STATED GOAL
Find the lines of data that contain the string "header", then list them.

* Begin DATA LISTING *

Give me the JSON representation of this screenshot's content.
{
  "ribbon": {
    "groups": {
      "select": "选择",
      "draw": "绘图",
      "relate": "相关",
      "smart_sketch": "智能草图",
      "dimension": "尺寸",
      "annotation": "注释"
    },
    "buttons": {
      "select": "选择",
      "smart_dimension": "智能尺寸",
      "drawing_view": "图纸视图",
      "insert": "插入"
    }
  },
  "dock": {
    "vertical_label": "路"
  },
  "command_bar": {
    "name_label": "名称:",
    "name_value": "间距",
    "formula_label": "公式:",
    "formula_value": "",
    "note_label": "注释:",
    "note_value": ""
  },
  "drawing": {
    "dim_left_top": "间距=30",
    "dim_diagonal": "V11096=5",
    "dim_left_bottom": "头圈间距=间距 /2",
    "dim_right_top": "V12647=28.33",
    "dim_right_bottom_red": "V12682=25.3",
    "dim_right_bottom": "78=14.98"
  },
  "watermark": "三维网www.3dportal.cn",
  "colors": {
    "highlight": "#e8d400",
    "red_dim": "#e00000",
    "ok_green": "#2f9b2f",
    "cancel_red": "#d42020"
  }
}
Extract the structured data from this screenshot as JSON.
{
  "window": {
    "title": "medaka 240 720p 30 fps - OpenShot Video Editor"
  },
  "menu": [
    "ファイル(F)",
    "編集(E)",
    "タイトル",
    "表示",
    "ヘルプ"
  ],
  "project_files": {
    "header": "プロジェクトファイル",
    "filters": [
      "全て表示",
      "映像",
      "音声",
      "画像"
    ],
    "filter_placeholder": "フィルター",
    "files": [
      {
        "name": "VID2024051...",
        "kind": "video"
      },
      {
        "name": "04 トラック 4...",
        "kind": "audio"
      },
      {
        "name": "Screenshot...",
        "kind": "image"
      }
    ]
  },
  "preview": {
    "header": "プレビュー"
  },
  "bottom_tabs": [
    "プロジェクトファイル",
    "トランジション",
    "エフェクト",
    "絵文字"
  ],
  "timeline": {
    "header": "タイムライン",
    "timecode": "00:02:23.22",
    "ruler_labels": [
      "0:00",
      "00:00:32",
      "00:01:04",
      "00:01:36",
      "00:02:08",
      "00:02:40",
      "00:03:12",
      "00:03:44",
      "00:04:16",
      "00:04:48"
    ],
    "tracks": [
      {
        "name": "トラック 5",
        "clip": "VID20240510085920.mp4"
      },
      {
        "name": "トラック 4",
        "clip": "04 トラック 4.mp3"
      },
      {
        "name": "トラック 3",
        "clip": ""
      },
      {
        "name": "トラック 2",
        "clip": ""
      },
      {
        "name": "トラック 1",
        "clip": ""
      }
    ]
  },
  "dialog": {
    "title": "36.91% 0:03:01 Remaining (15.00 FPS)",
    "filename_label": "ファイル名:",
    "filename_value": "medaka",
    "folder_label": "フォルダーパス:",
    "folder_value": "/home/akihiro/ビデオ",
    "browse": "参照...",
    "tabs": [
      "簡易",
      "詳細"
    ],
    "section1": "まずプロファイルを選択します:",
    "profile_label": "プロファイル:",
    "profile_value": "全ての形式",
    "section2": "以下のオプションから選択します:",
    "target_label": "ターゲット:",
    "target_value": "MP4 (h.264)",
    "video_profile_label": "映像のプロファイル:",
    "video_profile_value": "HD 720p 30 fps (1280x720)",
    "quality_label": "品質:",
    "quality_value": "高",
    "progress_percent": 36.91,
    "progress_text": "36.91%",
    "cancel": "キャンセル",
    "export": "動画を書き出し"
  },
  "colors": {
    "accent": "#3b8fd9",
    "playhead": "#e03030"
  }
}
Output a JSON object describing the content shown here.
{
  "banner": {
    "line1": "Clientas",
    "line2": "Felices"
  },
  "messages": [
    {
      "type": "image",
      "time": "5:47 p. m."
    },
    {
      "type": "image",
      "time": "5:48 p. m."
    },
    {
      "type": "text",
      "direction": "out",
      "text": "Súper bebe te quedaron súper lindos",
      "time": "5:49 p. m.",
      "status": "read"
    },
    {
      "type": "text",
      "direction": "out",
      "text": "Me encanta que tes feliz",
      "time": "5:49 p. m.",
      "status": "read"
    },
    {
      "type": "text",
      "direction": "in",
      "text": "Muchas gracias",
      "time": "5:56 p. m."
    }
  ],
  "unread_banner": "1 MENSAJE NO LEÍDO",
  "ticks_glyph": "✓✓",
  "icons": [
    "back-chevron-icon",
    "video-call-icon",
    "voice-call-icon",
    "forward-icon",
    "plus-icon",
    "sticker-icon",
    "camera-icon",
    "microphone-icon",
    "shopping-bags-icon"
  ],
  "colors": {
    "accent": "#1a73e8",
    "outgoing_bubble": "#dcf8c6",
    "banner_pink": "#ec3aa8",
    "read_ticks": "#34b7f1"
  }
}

* End DATA LISTING *

EXERCISE RESULT
    "header": "プロジェクトファイル",
    "header": "プレビュー"
    "header": "タイムライン",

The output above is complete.